- Work to do:
Extract all lines in the data that contain the word "from".

- Material for the task:
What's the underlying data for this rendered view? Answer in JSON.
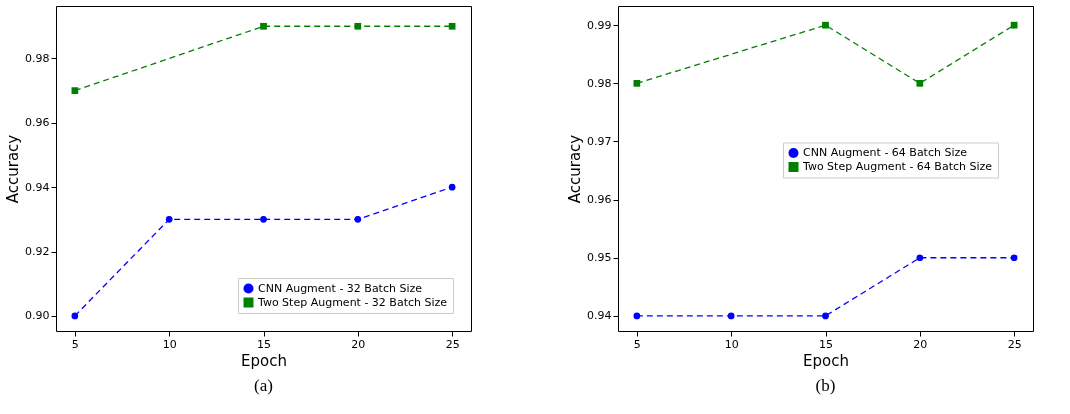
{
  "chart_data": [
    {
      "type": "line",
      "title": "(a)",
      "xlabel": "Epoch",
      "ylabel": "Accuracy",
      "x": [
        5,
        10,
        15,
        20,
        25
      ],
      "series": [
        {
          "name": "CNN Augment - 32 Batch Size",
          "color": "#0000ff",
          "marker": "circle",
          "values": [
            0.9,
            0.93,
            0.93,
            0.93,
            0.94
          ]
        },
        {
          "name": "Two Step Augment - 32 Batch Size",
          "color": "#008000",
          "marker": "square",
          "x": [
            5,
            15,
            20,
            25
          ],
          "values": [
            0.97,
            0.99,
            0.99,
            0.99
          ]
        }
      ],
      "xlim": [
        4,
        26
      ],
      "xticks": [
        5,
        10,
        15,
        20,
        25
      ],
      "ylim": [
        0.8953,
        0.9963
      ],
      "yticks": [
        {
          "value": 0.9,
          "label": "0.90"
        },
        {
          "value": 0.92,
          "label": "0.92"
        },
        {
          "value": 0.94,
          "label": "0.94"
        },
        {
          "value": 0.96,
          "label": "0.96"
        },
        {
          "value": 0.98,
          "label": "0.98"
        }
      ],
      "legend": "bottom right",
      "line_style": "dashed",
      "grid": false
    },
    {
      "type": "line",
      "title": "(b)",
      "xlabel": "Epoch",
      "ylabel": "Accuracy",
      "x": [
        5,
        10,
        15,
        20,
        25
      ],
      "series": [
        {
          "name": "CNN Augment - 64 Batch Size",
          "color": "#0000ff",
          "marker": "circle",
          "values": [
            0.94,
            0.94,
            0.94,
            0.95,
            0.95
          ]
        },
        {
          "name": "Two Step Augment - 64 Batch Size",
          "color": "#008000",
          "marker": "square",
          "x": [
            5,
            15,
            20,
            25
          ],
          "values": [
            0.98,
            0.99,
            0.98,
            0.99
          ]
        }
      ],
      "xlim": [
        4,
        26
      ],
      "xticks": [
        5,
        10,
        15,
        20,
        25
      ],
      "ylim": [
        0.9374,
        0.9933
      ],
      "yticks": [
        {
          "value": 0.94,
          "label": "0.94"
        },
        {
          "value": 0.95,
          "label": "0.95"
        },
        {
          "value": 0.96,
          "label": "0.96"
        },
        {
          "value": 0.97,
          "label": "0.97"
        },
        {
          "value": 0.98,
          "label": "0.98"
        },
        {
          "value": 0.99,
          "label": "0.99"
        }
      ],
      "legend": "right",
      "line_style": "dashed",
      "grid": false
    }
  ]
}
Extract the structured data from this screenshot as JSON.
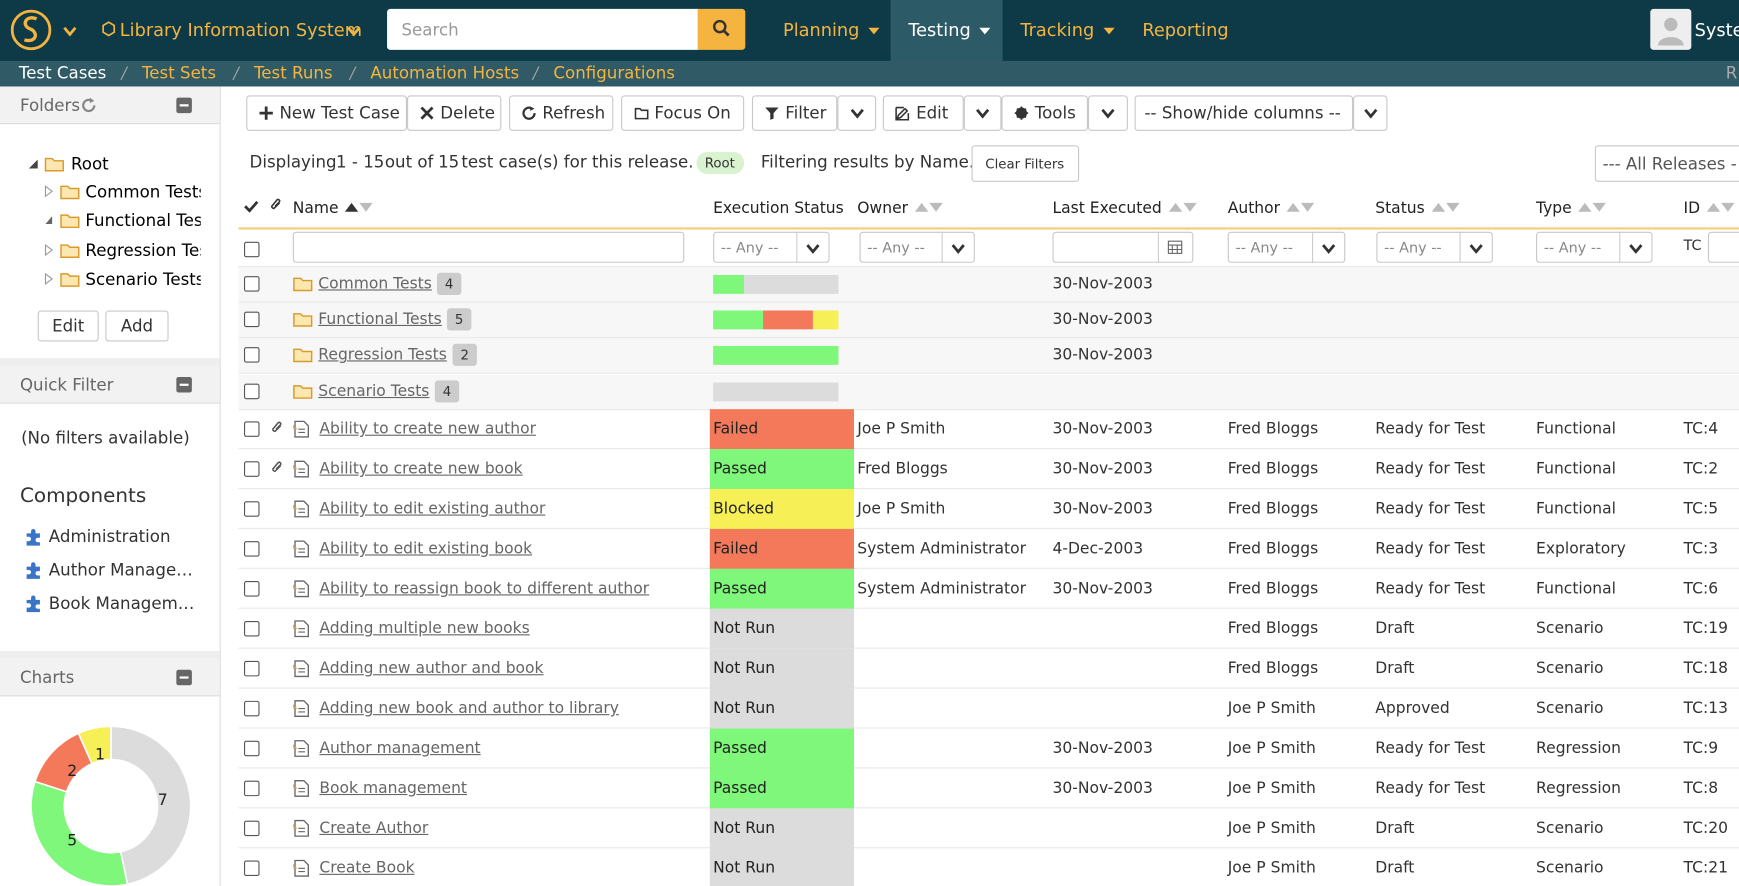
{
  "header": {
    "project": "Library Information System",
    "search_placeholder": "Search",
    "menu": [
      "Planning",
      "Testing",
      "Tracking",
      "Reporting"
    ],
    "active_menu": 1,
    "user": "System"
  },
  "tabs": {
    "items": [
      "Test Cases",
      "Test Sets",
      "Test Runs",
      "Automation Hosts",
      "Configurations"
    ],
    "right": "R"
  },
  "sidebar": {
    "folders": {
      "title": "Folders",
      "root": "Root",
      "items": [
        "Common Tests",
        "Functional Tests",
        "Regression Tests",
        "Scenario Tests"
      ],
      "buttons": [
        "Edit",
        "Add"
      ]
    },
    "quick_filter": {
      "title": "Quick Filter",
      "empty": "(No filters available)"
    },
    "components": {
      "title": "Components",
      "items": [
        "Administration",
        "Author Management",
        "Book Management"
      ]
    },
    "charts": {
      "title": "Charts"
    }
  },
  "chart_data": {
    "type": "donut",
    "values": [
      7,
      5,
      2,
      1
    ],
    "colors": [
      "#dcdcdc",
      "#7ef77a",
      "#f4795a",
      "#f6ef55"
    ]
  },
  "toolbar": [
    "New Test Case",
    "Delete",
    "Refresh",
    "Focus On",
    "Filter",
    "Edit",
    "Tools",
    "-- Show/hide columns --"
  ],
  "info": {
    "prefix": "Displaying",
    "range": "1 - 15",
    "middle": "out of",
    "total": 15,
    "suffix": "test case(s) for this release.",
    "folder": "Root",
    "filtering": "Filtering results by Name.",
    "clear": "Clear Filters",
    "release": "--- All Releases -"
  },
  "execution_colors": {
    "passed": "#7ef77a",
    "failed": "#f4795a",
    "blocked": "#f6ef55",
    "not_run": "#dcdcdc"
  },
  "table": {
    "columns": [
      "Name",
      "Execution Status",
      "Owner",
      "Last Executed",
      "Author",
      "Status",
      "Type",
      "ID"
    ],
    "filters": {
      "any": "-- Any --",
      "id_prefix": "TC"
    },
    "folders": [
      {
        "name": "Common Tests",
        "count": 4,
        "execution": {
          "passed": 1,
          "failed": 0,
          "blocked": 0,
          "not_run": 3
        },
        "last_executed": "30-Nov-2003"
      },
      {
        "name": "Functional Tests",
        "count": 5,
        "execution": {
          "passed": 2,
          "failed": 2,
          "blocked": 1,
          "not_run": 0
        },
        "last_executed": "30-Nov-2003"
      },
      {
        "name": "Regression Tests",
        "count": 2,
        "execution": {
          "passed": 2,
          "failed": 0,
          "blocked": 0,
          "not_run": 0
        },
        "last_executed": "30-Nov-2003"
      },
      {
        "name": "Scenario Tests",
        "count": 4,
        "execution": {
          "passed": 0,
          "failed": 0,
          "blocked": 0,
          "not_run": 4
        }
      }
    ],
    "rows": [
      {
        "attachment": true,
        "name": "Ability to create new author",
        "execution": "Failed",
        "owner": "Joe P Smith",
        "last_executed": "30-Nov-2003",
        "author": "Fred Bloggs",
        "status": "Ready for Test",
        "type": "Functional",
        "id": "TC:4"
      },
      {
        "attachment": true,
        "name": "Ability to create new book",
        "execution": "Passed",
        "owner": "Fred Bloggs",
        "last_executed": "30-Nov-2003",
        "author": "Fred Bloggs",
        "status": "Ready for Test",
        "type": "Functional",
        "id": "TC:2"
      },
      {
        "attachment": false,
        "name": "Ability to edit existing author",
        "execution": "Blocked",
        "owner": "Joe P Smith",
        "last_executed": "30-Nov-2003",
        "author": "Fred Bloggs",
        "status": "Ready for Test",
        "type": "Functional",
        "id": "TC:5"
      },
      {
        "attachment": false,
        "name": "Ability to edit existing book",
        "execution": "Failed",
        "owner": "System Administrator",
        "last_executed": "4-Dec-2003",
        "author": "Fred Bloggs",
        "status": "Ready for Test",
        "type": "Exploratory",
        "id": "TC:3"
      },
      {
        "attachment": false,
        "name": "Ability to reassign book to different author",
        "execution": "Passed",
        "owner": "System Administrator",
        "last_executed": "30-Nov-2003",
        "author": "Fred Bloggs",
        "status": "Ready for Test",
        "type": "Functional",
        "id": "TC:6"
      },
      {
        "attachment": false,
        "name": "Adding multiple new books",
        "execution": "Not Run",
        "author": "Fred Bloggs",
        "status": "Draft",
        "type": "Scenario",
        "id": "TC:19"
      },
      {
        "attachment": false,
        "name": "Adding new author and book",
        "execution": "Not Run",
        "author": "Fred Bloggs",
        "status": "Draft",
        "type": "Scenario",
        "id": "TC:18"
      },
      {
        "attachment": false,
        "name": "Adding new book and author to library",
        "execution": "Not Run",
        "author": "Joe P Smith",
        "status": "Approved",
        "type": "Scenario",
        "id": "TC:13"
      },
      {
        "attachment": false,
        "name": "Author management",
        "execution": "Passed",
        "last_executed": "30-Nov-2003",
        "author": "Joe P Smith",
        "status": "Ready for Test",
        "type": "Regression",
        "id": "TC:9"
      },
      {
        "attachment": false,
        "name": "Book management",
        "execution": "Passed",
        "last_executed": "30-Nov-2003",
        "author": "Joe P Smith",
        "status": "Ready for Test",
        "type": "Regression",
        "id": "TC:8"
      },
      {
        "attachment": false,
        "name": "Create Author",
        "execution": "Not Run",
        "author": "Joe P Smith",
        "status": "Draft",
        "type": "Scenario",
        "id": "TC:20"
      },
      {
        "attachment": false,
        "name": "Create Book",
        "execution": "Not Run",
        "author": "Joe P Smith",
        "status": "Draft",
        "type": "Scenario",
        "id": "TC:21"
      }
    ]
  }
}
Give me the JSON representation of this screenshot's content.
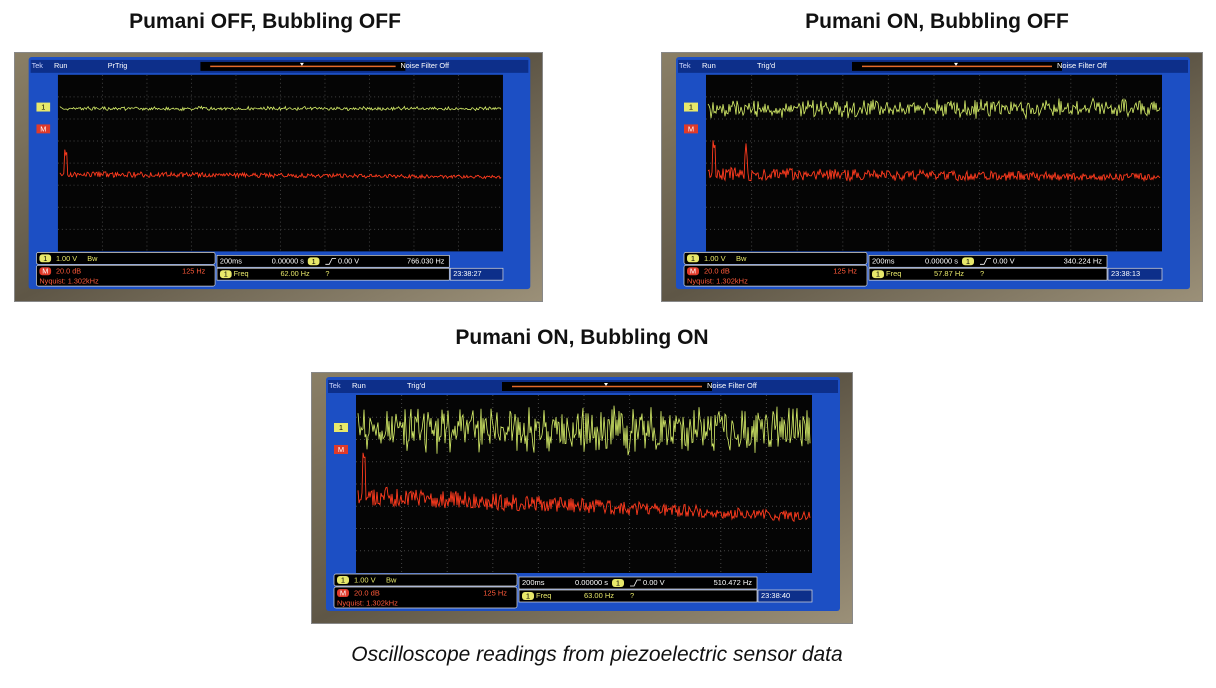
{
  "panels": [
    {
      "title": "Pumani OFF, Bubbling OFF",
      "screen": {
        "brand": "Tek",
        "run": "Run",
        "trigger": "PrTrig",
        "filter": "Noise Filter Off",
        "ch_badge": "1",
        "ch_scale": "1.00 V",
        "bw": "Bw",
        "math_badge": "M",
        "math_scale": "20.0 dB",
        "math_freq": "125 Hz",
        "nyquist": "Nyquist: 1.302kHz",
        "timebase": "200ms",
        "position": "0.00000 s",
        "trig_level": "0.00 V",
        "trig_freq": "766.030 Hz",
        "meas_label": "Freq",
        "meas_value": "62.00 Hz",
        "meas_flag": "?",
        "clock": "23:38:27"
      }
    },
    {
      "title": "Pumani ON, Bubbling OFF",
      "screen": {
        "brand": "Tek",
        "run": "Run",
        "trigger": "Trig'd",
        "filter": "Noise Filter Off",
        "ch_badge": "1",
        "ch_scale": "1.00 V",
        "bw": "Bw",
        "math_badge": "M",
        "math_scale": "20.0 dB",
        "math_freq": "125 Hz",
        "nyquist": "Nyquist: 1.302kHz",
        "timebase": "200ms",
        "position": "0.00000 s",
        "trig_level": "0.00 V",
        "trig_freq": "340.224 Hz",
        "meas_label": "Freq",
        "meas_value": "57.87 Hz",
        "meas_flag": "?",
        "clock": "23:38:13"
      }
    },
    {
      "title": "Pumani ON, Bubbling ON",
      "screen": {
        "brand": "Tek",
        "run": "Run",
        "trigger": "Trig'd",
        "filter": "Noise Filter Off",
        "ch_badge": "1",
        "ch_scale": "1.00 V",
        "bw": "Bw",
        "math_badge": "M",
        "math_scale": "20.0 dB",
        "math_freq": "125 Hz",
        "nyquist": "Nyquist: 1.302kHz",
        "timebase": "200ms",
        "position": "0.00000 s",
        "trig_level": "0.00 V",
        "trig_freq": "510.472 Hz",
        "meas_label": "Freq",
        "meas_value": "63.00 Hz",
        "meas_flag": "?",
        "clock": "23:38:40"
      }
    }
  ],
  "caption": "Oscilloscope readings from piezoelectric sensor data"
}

- Exercise result:
Extract the structured data from this screenshot as JSON.
  "caption": "Oscilloscope readings from piezoelectric sensor data"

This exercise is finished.